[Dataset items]
□ □ □ □ □

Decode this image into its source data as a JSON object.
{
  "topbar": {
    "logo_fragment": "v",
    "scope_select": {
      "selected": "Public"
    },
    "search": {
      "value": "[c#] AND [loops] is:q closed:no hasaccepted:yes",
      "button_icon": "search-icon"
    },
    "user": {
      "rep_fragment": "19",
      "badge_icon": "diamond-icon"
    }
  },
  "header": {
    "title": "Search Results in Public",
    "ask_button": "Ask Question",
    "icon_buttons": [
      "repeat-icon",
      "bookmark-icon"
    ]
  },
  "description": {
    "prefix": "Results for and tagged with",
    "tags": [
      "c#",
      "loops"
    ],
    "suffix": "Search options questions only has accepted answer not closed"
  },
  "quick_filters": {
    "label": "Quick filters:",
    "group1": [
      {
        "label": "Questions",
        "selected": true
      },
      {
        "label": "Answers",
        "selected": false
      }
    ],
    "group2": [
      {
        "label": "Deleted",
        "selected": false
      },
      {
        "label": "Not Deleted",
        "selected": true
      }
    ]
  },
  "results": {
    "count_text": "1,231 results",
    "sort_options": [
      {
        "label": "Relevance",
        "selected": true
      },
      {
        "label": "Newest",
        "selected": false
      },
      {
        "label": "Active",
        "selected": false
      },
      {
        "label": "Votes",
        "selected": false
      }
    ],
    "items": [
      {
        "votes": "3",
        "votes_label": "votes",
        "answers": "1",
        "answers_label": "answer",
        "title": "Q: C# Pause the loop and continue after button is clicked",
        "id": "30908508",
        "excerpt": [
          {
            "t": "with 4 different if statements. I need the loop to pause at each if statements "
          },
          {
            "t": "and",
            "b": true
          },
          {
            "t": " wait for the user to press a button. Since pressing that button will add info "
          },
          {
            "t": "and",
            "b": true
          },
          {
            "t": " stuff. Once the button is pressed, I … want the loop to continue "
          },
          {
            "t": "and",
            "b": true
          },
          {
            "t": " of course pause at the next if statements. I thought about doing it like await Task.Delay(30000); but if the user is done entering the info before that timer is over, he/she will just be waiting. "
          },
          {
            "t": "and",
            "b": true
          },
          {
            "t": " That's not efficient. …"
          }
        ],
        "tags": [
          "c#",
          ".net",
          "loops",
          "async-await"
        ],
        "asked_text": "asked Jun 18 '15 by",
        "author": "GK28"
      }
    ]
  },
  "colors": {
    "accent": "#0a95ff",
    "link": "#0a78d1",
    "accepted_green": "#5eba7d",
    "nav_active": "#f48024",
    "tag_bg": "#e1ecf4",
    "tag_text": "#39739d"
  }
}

□ □ □ □ □

- PROBLEM DETAILS
Select the lines from the entries that include the word "Public".

- RESPONSE
      "selected": "Public"
    "title": "Search Results in Public",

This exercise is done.